Start of INPUT RECORDS

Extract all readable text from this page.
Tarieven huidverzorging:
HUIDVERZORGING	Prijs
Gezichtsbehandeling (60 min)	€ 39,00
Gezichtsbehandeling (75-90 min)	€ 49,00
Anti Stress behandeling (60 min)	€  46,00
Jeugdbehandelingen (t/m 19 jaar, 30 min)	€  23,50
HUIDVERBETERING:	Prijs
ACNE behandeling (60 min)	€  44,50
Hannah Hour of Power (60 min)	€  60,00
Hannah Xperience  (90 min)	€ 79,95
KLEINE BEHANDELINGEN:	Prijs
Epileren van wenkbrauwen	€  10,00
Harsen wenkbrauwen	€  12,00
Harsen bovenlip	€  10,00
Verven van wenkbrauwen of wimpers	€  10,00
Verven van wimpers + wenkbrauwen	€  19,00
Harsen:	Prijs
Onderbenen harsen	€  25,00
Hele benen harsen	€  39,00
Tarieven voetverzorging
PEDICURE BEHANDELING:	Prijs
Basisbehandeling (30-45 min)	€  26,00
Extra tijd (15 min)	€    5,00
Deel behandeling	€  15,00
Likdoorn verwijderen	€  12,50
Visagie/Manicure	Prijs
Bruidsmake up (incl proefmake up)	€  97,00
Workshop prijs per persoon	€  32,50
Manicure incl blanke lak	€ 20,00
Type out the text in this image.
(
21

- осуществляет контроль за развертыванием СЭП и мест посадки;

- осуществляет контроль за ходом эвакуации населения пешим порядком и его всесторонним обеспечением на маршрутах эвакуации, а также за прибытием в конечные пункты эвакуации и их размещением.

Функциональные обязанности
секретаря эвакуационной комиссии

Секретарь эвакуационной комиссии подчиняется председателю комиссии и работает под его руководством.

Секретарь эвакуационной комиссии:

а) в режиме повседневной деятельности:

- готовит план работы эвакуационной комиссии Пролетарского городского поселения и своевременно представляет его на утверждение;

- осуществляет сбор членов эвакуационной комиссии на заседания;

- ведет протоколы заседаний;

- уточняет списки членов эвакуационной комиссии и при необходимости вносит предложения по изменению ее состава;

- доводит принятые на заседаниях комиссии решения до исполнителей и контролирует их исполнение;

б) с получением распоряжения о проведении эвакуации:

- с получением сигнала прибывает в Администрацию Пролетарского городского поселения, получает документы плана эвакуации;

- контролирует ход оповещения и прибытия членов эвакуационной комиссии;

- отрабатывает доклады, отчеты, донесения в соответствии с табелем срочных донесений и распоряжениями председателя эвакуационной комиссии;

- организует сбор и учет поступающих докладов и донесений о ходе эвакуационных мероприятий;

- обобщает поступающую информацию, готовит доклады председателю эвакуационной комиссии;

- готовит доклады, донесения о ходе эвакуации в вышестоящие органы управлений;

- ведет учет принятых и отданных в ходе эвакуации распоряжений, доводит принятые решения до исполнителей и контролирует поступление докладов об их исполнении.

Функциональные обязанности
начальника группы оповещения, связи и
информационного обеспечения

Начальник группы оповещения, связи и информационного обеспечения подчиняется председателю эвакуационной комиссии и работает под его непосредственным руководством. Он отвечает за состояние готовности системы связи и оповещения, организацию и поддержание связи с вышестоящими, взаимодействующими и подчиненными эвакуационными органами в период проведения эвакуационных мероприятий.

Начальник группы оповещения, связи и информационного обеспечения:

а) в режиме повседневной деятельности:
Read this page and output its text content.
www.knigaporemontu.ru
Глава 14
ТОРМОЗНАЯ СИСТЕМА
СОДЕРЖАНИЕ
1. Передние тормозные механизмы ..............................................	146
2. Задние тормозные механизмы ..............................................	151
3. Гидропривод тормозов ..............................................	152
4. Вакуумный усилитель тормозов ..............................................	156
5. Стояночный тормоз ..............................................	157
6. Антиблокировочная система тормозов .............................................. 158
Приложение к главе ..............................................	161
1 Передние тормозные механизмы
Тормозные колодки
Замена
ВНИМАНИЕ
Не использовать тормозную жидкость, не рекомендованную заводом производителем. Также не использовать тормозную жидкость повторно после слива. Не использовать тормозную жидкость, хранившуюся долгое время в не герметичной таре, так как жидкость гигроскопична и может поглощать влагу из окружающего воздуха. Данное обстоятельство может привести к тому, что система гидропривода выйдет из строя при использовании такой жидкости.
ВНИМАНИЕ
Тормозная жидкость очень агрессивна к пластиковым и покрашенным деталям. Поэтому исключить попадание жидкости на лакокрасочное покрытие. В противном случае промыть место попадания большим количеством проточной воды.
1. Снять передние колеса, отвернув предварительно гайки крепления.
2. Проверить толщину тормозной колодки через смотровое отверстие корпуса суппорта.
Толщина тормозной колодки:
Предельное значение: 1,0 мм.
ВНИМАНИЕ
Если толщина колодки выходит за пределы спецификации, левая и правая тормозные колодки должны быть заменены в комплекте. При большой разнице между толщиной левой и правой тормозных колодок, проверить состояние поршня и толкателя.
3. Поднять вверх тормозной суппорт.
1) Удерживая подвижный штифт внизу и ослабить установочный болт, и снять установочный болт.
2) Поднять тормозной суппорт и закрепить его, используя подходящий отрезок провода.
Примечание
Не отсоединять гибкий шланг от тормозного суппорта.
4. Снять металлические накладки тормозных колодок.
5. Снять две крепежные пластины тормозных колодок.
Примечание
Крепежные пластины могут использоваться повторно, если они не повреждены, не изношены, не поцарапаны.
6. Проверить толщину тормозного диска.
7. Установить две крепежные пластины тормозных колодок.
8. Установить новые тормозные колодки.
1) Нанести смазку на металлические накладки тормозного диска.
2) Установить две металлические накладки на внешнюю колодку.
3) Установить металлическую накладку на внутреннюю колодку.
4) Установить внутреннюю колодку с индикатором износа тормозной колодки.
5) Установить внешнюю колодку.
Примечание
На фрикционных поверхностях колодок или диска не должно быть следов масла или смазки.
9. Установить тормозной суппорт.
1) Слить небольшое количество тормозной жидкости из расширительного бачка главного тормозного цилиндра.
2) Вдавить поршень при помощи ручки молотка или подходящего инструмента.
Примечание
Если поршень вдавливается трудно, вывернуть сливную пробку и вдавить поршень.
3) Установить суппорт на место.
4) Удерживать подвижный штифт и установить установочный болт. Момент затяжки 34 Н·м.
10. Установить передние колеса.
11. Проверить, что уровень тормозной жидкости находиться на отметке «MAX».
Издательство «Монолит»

End of INPUT RECORDS

• **TASK BRIEF**
Above are several records. Count the lines among them that contain "контроль" and give only the total.

• **CORRECT OUTPUT**
2